**WHAT YOU SHOULD DO:**
Search the data below for the word "text" and copy each line that holds it.

[ENTRIES SHOWN start]

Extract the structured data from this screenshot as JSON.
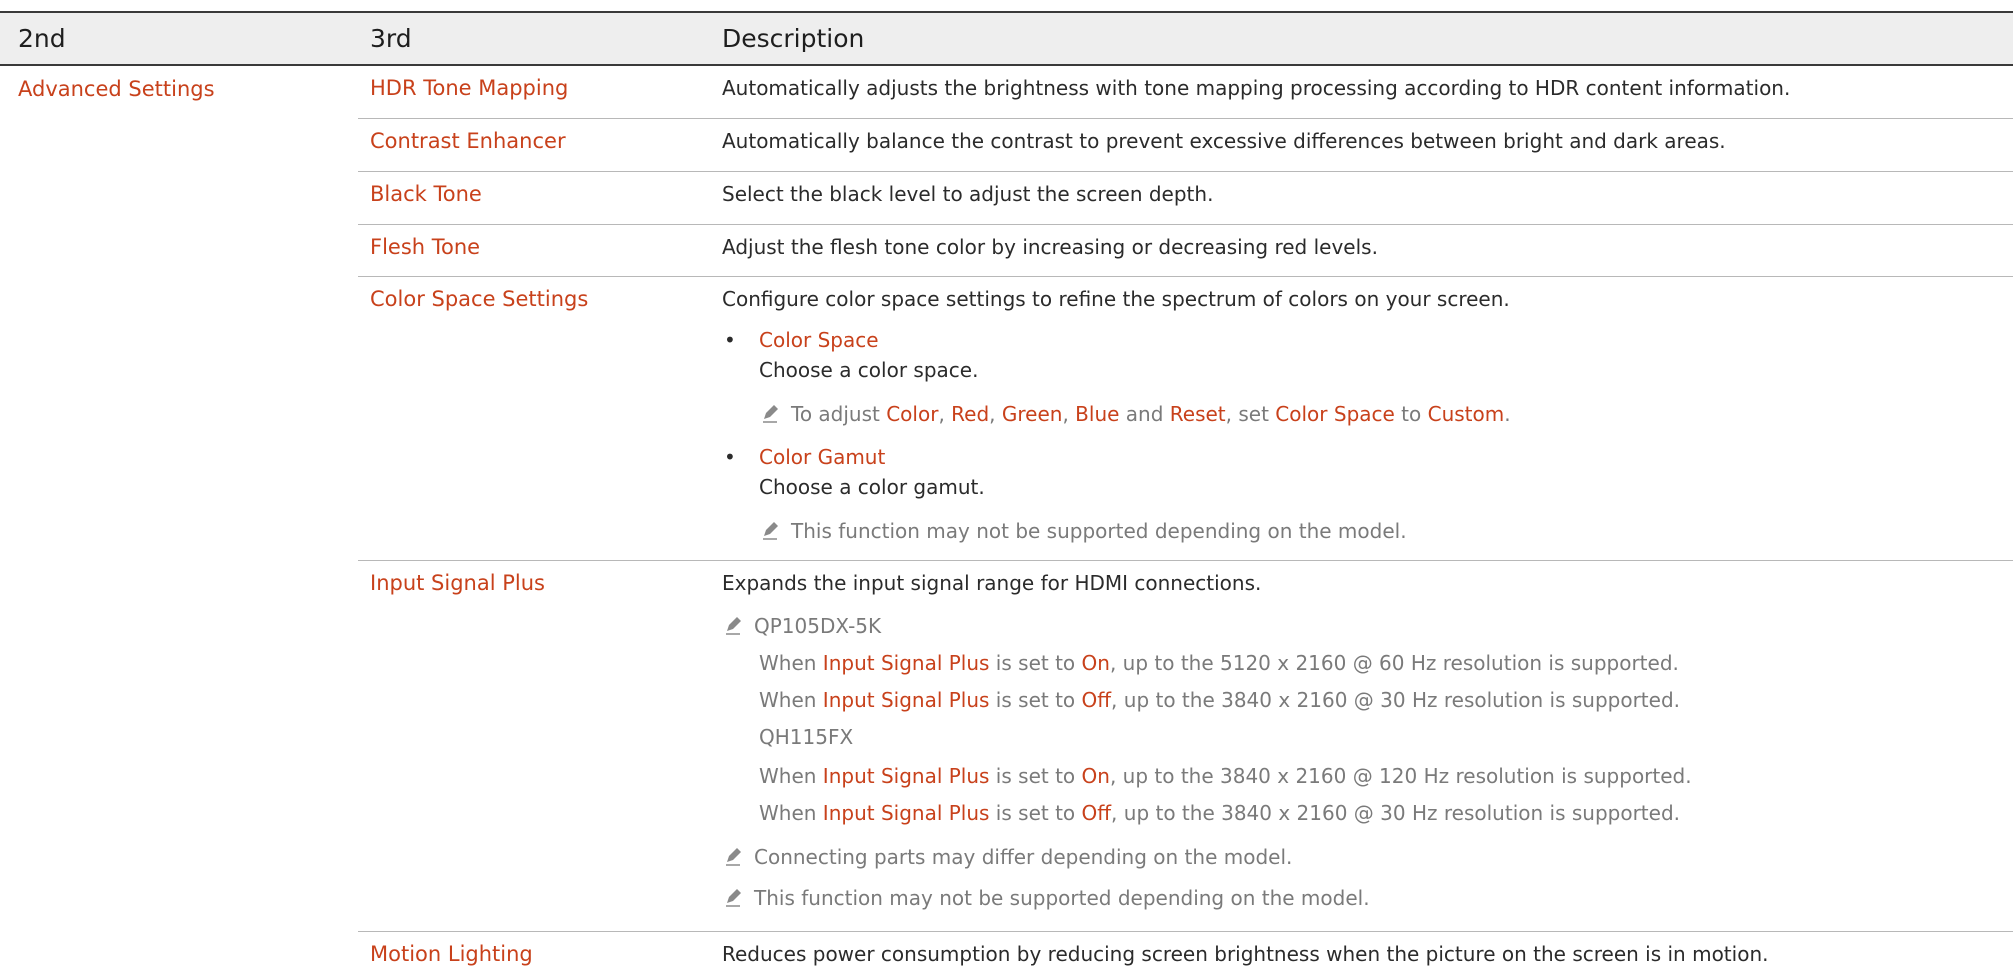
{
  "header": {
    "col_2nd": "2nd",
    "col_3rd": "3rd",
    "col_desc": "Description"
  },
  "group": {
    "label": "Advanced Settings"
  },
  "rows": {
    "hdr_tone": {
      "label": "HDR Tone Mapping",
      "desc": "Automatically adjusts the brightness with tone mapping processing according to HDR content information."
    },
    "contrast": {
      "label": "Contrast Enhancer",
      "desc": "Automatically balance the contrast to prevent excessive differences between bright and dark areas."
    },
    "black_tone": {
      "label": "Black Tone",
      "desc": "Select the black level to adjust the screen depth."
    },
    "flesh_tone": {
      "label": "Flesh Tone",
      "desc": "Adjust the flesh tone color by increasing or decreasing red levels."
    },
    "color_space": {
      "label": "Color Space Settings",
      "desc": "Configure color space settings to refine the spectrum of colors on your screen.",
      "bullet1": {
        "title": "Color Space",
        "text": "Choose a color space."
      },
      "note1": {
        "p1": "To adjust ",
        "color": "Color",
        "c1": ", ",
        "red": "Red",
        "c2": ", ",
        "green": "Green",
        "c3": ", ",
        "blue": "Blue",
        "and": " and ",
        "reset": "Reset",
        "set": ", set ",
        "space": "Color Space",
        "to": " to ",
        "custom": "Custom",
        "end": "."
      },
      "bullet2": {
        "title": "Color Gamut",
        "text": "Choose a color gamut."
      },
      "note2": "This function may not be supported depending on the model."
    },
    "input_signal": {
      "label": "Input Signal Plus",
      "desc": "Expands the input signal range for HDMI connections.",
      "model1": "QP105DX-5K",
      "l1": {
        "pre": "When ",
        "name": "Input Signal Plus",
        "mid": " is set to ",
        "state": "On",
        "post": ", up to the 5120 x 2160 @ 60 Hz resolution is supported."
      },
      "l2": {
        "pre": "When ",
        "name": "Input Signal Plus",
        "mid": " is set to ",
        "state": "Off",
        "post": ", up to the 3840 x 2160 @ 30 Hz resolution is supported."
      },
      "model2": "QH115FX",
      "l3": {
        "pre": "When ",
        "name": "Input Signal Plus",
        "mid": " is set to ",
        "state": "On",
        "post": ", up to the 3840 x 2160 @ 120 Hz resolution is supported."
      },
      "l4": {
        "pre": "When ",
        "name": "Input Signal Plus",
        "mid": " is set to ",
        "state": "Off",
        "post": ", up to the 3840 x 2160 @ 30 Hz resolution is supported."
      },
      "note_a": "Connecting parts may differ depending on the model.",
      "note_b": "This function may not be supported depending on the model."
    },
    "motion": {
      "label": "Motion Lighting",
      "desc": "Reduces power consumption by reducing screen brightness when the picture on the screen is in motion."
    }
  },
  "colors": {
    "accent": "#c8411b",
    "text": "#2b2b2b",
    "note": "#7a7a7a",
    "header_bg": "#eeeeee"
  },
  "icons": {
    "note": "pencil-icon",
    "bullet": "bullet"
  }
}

[ENTRIES SHOWN end]

**ANSWER TO THE EXERCISE:**
        "text": "Choose a color space."
        "text": "Choose a color gamut."
    "text": "#2b2b2b",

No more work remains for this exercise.